--- JOB ---
Of the lines in the entries below, state how many hold the word "selected". Say nothing else.

--- MATERIAL PROVIDED ---

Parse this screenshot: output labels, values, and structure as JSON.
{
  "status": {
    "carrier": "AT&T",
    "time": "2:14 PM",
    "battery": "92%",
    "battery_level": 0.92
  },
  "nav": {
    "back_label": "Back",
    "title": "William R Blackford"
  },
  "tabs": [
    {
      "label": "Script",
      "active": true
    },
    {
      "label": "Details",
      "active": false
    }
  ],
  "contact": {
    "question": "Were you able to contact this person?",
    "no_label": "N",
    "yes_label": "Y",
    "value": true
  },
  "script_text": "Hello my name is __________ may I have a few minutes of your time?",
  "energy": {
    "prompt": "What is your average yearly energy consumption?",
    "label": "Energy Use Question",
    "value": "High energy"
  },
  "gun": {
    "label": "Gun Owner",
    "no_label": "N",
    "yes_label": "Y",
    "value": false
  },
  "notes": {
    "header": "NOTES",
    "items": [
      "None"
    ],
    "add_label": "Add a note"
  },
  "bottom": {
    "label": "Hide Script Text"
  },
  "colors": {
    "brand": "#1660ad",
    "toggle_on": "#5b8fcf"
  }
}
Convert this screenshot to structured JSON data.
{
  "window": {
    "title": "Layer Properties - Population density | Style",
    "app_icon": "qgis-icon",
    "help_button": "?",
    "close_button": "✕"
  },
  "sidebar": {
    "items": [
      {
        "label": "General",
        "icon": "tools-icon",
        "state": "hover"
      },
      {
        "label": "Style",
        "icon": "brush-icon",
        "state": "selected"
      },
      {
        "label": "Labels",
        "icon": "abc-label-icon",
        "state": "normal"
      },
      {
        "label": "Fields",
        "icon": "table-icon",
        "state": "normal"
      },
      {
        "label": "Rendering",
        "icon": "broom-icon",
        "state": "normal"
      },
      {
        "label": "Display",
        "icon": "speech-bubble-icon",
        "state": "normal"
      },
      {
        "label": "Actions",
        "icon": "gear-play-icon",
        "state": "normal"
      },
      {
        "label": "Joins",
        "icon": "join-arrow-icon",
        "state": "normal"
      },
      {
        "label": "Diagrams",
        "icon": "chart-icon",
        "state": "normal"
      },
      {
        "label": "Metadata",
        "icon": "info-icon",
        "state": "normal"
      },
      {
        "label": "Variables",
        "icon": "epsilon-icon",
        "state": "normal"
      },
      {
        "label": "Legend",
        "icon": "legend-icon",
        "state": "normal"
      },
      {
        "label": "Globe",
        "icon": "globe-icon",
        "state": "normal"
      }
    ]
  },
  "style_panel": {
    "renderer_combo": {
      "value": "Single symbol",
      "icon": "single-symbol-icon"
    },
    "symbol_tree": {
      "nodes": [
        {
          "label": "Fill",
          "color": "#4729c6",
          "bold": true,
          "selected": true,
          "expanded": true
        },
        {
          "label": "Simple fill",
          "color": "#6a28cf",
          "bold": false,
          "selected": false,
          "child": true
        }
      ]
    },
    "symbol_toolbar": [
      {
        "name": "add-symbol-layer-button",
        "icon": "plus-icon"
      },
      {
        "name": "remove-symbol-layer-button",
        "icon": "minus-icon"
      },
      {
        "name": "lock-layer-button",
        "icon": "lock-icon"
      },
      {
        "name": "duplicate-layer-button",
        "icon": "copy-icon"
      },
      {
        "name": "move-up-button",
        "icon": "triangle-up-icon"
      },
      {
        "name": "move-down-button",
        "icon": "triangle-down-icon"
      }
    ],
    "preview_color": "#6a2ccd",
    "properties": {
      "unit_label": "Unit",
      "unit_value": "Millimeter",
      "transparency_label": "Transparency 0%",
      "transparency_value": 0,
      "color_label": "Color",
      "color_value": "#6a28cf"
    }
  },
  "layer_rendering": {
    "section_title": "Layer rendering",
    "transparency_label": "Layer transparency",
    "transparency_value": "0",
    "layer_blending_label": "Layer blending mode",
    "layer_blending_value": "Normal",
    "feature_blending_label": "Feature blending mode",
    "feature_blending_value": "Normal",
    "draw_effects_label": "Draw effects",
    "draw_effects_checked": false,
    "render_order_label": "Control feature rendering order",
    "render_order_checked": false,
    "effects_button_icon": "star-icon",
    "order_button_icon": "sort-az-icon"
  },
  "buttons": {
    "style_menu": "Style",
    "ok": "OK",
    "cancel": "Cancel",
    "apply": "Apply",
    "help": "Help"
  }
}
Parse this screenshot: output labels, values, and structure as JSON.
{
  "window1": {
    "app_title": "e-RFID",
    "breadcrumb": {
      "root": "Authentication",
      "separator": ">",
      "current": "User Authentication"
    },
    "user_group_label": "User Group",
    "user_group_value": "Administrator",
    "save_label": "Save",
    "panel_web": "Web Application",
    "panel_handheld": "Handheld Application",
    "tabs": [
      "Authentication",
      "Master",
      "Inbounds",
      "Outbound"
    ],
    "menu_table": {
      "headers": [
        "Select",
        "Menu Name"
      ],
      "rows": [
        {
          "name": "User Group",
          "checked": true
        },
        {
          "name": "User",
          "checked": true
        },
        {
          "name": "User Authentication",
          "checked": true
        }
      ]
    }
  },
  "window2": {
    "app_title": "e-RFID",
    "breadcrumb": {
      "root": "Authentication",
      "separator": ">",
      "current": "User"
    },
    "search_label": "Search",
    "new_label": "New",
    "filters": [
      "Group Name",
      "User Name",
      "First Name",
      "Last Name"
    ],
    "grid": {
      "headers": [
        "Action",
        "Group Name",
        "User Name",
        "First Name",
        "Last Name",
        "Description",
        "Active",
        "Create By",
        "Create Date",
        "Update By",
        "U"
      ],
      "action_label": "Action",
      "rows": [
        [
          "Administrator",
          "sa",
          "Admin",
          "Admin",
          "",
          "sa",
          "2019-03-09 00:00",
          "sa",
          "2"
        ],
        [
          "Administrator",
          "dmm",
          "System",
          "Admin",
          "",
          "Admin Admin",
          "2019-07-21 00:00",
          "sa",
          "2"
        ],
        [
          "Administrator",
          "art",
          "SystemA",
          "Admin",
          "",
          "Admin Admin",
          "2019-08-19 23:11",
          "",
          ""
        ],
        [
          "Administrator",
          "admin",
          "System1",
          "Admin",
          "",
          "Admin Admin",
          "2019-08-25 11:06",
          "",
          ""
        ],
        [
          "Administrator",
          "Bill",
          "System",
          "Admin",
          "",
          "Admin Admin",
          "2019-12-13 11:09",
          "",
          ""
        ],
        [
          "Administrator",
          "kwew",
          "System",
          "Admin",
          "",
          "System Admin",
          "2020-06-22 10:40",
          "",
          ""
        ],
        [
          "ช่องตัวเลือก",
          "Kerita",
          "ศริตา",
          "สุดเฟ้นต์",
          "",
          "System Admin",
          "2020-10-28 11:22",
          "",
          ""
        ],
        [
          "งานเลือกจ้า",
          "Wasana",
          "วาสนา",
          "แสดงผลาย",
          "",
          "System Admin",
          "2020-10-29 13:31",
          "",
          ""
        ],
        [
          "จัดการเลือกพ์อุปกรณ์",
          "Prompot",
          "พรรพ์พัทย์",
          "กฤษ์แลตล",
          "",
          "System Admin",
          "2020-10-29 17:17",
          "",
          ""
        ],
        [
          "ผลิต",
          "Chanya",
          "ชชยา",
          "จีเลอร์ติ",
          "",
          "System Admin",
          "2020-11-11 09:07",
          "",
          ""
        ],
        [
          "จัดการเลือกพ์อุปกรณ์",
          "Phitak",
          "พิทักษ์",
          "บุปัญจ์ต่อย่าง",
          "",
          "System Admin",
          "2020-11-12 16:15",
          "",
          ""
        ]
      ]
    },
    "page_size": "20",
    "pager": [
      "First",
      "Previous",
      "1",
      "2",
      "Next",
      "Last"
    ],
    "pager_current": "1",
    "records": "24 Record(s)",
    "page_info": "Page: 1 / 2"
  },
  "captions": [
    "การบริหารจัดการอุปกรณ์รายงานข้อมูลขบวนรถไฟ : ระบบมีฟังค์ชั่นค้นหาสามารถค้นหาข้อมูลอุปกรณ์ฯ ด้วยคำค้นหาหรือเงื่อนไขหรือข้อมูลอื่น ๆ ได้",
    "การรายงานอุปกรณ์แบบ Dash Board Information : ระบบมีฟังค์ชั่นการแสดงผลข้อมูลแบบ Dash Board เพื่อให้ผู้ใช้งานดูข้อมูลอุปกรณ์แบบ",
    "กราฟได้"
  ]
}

--- REPLY TO THE TASK ---
3